Switch every "survey-date-option" in the material to "date-choice" and write out the lines again with nothing else changed.

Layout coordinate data
# # # # # # #
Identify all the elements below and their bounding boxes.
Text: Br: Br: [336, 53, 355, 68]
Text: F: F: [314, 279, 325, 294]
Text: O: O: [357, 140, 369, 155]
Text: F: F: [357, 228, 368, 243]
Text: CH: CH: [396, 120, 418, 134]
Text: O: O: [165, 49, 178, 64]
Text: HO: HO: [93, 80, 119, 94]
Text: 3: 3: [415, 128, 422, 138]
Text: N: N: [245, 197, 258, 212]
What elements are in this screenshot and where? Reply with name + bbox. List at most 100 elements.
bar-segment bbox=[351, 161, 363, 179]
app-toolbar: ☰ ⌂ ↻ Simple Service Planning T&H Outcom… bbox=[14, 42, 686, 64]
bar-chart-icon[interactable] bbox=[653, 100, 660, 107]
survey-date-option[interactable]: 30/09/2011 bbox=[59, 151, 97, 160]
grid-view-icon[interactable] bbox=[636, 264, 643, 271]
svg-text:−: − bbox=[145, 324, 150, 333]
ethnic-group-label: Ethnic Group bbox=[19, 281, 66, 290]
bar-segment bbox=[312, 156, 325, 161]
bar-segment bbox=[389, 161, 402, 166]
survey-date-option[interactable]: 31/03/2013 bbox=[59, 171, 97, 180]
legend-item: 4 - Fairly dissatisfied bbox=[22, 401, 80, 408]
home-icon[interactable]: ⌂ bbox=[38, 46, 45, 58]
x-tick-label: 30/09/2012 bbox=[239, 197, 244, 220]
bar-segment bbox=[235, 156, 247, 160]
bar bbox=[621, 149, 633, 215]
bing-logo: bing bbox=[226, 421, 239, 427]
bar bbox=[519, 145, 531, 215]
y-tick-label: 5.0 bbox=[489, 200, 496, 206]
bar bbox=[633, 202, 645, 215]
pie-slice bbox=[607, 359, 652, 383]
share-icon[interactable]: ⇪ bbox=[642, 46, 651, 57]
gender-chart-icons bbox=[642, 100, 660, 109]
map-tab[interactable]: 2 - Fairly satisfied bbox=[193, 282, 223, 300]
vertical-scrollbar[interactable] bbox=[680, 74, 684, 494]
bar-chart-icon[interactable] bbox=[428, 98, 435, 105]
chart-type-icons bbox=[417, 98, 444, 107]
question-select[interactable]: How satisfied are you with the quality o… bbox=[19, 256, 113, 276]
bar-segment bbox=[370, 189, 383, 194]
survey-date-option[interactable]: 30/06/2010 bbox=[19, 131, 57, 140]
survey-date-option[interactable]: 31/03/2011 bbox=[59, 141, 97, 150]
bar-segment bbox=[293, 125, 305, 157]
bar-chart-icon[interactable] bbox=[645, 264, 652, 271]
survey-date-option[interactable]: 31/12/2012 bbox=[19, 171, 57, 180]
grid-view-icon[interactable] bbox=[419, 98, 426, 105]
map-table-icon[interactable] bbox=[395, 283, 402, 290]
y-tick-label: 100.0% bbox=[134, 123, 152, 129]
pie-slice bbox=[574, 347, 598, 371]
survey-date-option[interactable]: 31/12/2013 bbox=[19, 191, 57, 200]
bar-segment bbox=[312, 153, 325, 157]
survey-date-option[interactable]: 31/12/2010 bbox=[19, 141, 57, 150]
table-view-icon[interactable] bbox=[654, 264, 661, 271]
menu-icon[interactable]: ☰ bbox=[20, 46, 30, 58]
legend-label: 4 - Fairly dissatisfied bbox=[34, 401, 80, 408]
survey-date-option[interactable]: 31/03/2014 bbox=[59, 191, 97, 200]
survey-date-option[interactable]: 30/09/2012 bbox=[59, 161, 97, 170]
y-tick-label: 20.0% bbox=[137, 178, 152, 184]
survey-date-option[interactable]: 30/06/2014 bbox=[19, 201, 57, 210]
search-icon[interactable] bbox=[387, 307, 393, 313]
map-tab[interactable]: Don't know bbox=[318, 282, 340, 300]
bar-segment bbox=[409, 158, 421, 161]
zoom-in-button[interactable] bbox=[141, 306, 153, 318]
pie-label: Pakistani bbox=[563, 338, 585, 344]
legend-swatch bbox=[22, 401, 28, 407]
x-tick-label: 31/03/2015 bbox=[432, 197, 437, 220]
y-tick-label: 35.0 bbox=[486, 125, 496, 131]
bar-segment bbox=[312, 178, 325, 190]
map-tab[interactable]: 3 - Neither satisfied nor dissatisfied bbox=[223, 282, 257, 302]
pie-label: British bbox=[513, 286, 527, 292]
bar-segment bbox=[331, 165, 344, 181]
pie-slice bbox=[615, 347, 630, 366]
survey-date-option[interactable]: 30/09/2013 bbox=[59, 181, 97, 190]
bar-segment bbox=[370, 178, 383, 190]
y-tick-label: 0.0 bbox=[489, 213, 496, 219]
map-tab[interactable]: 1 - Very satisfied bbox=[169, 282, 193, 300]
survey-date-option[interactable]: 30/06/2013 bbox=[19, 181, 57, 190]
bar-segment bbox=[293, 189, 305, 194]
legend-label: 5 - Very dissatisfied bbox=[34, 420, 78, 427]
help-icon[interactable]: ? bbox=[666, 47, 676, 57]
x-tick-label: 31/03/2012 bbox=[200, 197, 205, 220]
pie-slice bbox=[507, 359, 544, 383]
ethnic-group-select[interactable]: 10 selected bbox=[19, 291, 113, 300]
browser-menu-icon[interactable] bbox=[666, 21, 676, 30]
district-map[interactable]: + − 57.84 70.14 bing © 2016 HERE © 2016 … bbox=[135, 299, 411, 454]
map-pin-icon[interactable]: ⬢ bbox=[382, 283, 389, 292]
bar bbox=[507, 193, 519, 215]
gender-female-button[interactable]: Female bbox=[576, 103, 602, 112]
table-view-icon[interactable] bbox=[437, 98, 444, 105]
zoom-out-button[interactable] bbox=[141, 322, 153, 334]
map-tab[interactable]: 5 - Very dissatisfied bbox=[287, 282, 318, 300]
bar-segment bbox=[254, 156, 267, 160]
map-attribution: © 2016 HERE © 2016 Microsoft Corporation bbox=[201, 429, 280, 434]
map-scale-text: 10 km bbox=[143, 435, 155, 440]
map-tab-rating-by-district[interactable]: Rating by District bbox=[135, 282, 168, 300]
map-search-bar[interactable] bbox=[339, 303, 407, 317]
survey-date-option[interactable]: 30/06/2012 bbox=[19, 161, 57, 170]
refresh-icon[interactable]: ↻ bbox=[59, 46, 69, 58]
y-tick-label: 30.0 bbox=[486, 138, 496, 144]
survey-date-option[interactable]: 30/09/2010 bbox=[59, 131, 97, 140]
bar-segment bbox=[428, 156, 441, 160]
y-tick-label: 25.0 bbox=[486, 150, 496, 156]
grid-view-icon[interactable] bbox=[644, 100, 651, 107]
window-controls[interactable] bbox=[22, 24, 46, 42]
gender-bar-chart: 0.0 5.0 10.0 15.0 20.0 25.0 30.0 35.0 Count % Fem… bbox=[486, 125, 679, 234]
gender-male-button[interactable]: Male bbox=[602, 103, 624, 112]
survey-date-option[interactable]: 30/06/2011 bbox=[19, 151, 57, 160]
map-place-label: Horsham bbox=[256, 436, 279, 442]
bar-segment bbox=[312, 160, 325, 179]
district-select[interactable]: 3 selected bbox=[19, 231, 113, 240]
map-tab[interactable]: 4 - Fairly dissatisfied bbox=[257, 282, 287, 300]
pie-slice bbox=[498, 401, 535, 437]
# # # # # # #
**Result below**:
Identify all the elements below and their bounding boxes.
Text: Br: Br: [336, 53, 355, 68]
Text: F: F: [314, 279, 325, 294]
Text: O: O: [357, 140, 369, 155]
Text: F: F: [357, 228, 368, 243]
Text: CH: CH: [396, 120, 418, 134]
Text: O: O: [165, 49, 178, 64]
Text: HO: HO: [93, 80, 119, 94]
Text: 3: 3: [415, 128, 422, 138]
Text: N: N: [245, 197, 258, 212]
What elements are in this screenshot and where? Reply with name + bbox. List at most 100 elements.
bar-segment bbox=[351, 161, 363, 179]
app-toolbar: ☰ ⌂ ↻ Simple Service Planning T&H Outcom… bbox=[14, 42, 686, 64]
bar-chart-icon[interactable] bbox=[653, 100, 660, 107]
date-choice[interactable]: 30/09/2011 bbox=[59, 151, 97, 160]
grid-view-icon[interactable] bbox=[636, 264, 643, 271]
svg-text:−: − bbox=[145, 324, 150, 333]
ethnic-group-label: Ethnic Group bbox=[19, 281, 66, 290]
bar-segment bbox=[312, 156, 325, 161]
bar-segment bbox=[389, 161, 402, 166]
date-choice[interactable]: 31/03/2013 bbox=[59, 171, 97, 180]
legend-item: 4 - Fairly dissatisfied bbox=[22, 401, 80, 408]
home-icon[interactable]: ⌂ bbox=[38, 46, 45, 58]
x-tick-label: 30/09/2012 bbox=[239, 197, 244, 220]
bar-segment bbox=[235, 156, 247, 160]
bar bbox=[621, 149, 633, 215]
bing-logo: bing bbox=[226, 421, 239, 427]
bar bbox=[519, 145, 531, 215]
y-tick-label: 5.0 bbox=[489, 200, 496, 206]
bar bbox=[633, 202, 645, 215]
pie-slice bbox=[607, 359, 652, 383]
share-icon[interactable]: ⇪ bbox=[642, 46, 651, 57]
gender-chart-icons bbox=[642, 100, 660, 109]
map-tab[interactable]: 2 - Fairly satisfied bbox=[193, 282, 223, 300]
vertical-scrollbar[interactable] bbox=[680, 74, 684, 494]
bar-chart-icon[interactable] bbox=[428, 98, 435, 105]
chart-type-icons bbox=[417, 98, 444, 107]
question-select[interactable]: How satisfied are you with the quality o… bbox=[19, 256, 113, 276]
bar-segment bbox=[370, 189, 383, 194]
date-choice[interactable]: 30/06/2010 bbox=[19, 131, 57, 140]
date-choice[interactable]: 31/03/2011 bbox=[59, 141, 97, 150]
bar-segment bbox=[293, 125, 305, 157]
bar-chart-icon[interactable] bbox=[645, 264, 652, 271]
date-choice[interactable]: 31/12/2012 bbox=[19, 171, 57, 180]
grid-view-icon[interactable] bbox=[419, 98, 426, 105]
map-table-icon[interactable] bbox=[395, 283, 402, 290]
y-tick-label: 100.0% bbox=[134, 123, 152, 129]
pie-slice bbox=[574, 347, 598, 371]
date-choice[interactable]: 31/12/2013 bbox=[19, 191, 57, 200]
bar-segment bbox=[312, 153, 325, 157]
date-choice[interactable]: 31/12/2010 bbox=[19, 141, 57, 150]
table-view-icon[interactable] bbox=[654, 264, 661, 271]
menu-icon[interactable]: ☰ bbox=[20, 46, 30, 58]
legend-label: 4 - Fairly dissatisfied bbox=[34, 401, 80, 408]
date-choice[interactable]: 31/03/2014 bbox=[59, 191, 97, 200]
date-choice[interactable]: 30/09/2012 bbox=[59, 161, 97, 170]
y-tick-label: 20.0% bbox=[137, 178, 152, 184]
date-choice[interactable]: 30/06/2014 bbox=[19, 201, 57, 210]
search-icon[interactable] bbox=[387, 307, 393, 313]
map-tab[interactable]: Don't know bbox=[318, 282, 340, 300]
bar-segment bbox=[409, 158, 421, 161]
zoom-in-button[interactable] bbox=[141, 306, 153, 318]
pie-label: Pakistani bbox=[563, 338, 585, 344]
legend-swatch bbox=[22, 401, 28, 407]
x-tick-label: 31/03/2015 bbox=[432, 197, 437, 220]
y-tick-label: 35.0 bbox=[486, 125, 496, 131]
bar-segment bbox=[312, 178, 325, 190]
map-tab[interactable]: 3 - Neither satisfied nor dissatisfied bbox=[223, 282, 257, 302]
pie-label: British bbox=[513, 286, 527, 292]
bar-segment bbox=[331, 165, 344, 181]
pie-slice bbox=[615, 347, 630, 366]
date-choice[interactable]: 30/09/2013 bbox=[59, 181, 97, 190]
bar-segment bbox=[370, 178, 383, 190]
y-tick-label: 0.0 bbox=[489, 213, 496, 219]
map-tab[interactable]: 1 - Very satisfied bbox=[169, 282, 193, 300]
date-choice[interactable]: 30/06/2013 bbox=[19, 181, 57, 190]
bar-segment bbox=[293, 189, 305, 194]
legend-label: 5 - Very dissatisfied bbox=[34, 420, 78, 427]
help-icon[interactable]: ? bbox=[666, 47, 676, 57]
x-tick-label: 31/03/2012 bbox=[200, 197, 205, 220]
pie-slice bbox=[507, 359, 544, 383]
ethnic-group-select[interactable]: 10 selected bbox=[19, 291, 113, 300]
browser-menu-icon[interactable] bbox=[666, 21, 676, 30]
district-map[interactable]: + − 57.84 70.14 bing © 2016 HERE © 2016 … bbox=[135, 299, 411, 454]
map-pin-icon[interactable]: ⬢ bbox=[382, 283, 389, 292]
bar bbox=[507, 193, 519, 215]
gender-female-button[interactable]: Female bbox=[576, 103, 602, 112]
table-view-icon[interactable] bbox=[437, 98, 444, 105]
zoom-out-button[interactable] bbox=[141, 322, 153, 334]
map-tab[interactable]: 5 - Very dissatisfied bbox=[287, 282, 318, 300]
bar-segment bbox=[254, 156, 267, 160]
map-attribution: © 2016 HERE © 2016 Microsoft Corporation bbox=[201, 429, 280, 434]
map-scale-text: 10 km bbox=[143, 435, 155, 440]
map-tab-rating-by-district[interactable]: Rating by District bbox=[135, 282, 168, 300]
map-search-bar[interactable] bbox=[339, 303, 407, 317]
date-choice[interactable]: 30/06/2012 bbox=[19, 161, 57, 170]
refresh-icon[interactable]: ↻ bbox=[59, 46, 69, 58]
y-tick-label: 30.0 bbox=[486, 138, 496, 144]
date-choice[interactable]: 30/09/2010 bbox=[59, 131, 97, 140]
bar-segment bbox=[428, 156, 441, 160]
y-tick-label: 25.0 bbox=[486, 150, 496, 156]
grid-view-icon[interactable] bbox=[644, 100, 651, 107]
window-controls[interactable] bbox=[22, 24, 46, 42]
gender-bar-chart: 0.0 5.0 10.0 15.0 20.0 25.0 30.0 35.0 Count % Fem… bbox=[486, 125, 679, 234]
gender-male-button[interactable]: Male bbox=[602, 103, 624, 112]
date-choice[interactable]: 30/06/2011 bbox=[19, 151, 57, 160]
map-place-label: Horsham bbox=[256, 436, 279, 442]
bar-segment bbox=[312, 160, 325, 179]
district-select[interactable]: 3 selected bbox=[19, 231, 113, 240]
map-tab[interactable]: 4 - Fairly dissatisfied bbox=[257, 282, 287, 300]
pie-slice bbox=[498, 401, 535, 437]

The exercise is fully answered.